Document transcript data
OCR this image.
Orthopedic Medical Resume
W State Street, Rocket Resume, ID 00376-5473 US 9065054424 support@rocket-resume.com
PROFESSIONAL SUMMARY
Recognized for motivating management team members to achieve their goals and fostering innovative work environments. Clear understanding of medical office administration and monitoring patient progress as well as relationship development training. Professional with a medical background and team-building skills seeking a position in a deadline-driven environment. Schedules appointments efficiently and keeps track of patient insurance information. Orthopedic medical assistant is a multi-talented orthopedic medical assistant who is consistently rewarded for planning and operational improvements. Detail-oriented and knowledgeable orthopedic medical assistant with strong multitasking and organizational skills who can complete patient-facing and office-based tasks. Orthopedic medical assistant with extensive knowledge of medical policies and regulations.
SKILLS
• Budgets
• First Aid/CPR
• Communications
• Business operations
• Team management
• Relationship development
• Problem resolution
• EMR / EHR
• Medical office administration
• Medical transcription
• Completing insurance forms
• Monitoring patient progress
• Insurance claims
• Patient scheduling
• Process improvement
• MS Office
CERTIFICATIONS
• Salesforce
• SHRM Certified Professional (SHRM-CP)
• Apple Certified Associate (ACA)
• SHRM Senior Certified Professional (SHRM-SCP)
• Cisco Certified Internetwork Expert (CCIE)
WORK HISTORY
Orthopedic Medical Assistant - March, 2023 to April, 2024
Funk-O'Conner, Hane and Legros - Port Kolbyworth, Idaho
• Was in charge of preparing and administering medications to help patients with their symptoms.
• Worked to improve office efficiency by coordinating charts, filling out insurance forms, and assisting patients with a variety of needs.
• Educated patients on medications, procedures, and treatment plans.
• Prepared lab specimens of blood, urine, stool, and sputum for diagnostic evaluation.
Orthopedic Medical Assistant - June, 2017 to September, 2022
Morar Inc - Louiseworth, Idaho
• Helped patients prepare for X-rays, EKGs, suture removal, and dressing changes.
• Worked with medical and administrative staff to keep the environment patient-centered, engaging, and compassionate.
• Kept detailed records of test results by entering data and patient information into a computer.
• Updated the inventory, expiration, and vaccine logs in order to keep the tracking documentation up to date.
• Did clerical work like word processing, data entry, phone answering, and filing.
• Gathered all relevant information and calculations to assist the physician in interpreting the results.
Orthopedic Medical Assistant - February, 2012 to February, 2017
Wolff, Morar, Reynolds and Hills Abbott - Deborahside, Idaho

WHAT YOU WILL DO:
Give back the data exactly.

FINISHED TASK:
OCR this image.
Orthopedic Medical Resume
W State Street, Rocket Resume, ID 00376-5473 US 9065054424 support@rocket-resume.com
PROFESSIONAL SUMMARY
Recognized for motivating management team members to achieve their goals and fostering innovative work environments. Clear understanding of medical office administration and monitoring patient progress as well as relationship development training. Professional with a medical background and team-building skills seeking a position in a deadline-driven environment. Schedules appointments efficiently and keeps track of patient insurance information. Orthopedic medical assistant is a multi-talented orthopedic medical assistant who is consistently rewarded for planning and operational improvements. Detail-oriented and knowledgeable orthopedic medical assistant with strong multitasking and organizational skills who can complete patient-facing and office-based tasks. Orthopedic medical assistant with extensive knowledge of medical policies and regulations.
SKILLS
• Budgets
• First Aid/CPR
• Communications
• Business operations
• Team management
• Relationship development
• Problem resolution
• EMR / EHR
• Medical office administration
• Medical transcription
• Completing insurance forms
• Monitoring patient progress
• Insurance claims
• Patient scheduling
• Process improvement
• MS Office
CERTIFICATIONS
• Salesforce
• SHRM Certified Professional (SHRM-CP)
• Apple Certified Associate (ACA)
• SHRM Senior Certified Professional (SHRM-SCP)
• Cisco Certified Internetwork Expert (CCIE)
WORK HISTORY
Orthopedic Medical Assistant - March, 2023 to April, 2024
Funk-O'Conner, Hane and Legros - Port Kolbyworth, Idaho
• Was in charge of preparing and administering medications to help patients with their symptoms.
• Worked to improve office efficiency by coordinating charts, filling out insurance forms, and assisting patients with a variety of needs.
• Educated patients on medications, procedures, and treatment plans.
• Prepared lab specimens of blood, urine, stool, and sputum for diagnostic evaluation.
Orthopedic Medical Assistant - June, 2017 to September, 2022
Morar Inc - Louiseworth, Idaho
• Helped patients prepare for X-rays, EKGs, suture removal, and dressing changes.
• Worked with medical and administrative staff to keep the environment patient-centered, engaging, and compassionate.
• Kept detailed records of test results by entering data and patient information into a computer.
• Updated the inventory, expiration, and vaccine logs in order to keep the tracking documentation up to date.
• Did clerical work like word processing, data entry, phone answering, and filing.
• Gathered all relevant information and calculations to assist the physician in interpreting the results.
Orthopedic Medical Assistant - February, 2012 to February, 2017
Wolff, Morar, Reynolds and Hills Abbott - Deborahside, Idaho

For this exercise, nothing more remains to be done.